-- BEGIN QUOTED TEXT --
UPDATED 21:23 EST / DECEMBER 13 2022

POLICY

Jack Dorsey defends Twitter employees amid ‘Twitter Files’ controversy

Co-founder and former Twitter Inc. Chief Executive Jack Dorsey today aired his views regarding what has been going on since his friend Elon Musk took over and later started to criticize how Twitter had been moderated.

The former boss said, first and foremost, that Twitter is not the company he had in mind when he created it. He had hoped back then that the platform would be “resilient to corporate and government control” and that moderation would be implemented mostly by “algorithmic choice.” That, he said, didn’t happen.

“This is my fault alone, as I completely gave up pushing for them when an activist entered our stock in 2020,” he said. “I no longer had hope of achieving any of it as a public company with no defense mechanisms (lack of dual-class shares being a key one). I planned my exit at that moment knowing I was no longer right for the company.”

He went to on to say that Twitter became too powerful and that it became too focused on advertising budgets. Like Musk, he said banning former President Donald Trump’s account was wrong, or perhaps good for the company but not good for “the internet and society.”
-- END QUOTED TEXT --
-- BEGIN EXTRACTED MATERIAL --
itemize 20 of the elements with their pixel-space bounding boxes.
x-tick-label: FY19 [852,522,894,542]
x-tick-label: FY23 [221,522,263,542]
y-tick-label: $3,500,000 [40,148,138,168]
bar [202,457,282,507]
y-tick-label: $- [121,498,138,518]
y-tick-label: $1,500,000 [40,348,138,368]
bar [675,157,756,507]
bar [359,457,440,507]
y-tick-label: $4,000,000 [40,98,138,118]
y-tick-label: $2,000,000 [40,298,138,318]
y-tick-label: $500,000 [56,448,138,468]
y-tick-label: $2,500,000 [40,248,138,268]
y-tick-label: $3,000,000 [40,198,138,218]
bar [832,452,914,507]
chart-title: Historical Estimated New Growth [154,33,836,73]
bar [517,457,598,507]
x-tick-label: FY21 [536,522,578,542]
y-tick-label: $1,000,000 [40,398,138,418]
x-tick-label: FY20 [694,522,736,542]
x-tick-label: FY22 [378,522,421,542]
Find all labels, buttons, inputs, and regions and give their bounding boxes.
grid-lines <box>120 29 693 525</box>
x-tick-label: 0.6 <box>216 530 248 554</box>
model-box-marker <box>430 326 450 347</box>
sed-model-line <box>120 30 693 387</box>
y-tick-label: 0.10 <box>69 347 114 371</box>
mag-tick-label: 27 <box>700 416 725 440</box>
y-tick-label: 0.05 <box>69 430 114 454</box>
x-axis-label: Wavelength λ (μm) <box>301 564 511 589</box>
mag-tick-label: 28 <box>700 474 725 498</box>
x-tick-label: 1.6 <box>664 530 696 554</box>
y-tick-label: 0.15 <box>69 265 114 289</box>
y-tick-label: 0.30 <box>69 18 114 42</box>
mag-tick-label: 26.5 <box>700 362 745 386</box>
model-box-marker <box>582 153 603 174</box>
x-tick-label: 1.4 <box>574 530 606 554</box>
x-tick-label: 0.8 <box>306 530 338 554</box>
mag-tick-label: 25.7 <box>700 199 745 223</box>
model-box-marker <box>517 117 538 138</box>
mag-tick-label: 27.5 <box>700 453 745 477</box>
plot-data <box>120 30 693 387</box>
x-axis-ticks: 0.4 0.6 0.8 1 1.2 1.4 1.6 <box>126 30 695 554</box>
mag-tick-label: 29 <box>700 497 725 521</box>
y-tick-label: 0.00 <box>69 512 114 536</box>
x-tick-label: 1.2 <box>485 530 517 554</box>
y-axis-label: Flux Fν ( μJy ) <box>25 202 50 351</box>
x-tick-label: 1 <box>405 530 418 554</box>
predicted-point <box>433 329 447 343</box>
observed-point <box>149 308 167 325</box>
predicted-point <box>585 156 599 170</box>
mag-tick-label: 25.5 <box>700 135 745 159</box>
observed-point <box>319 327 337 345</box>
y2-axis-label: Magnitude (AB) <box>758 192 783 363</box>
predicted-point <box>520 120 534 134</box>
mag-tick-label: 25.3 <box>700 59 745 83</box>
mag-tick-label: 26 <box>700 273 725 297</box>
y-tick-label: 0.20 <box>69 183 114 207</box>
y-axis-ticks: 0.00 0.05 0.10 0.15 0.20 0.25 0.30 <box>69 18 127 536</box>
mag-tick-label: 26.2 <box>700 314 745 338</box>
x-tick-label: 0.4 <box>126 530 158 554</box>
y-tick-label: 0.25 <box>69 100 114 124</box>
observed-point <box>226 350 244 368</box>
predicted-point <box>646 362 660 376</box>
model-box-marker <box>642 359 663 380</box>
-- END EXTRACTED MATERIAL --
**EXERCISES TO COMPLETE:**
**A.** Shorten the paragraph that begins "The former boss said" in the Jack Dorsey article, keeping its main facts.
**B.** Give every person mentioned by name in the Jack Dorsey article.
**C.** According to the Jack Dorsey article, in what year did an activist enter Twitter's stock?

**THE REPLIES:**
**A.** Dorsey said Twitter is not the company he envisioned. He had hoped it would be "resilient to corporate and government control," with moderation done mostly by "algorithmic choice," but that didn't happen.

**B.** Jack Dorsey, Elon Musk, Donald Trump

**C.** 2020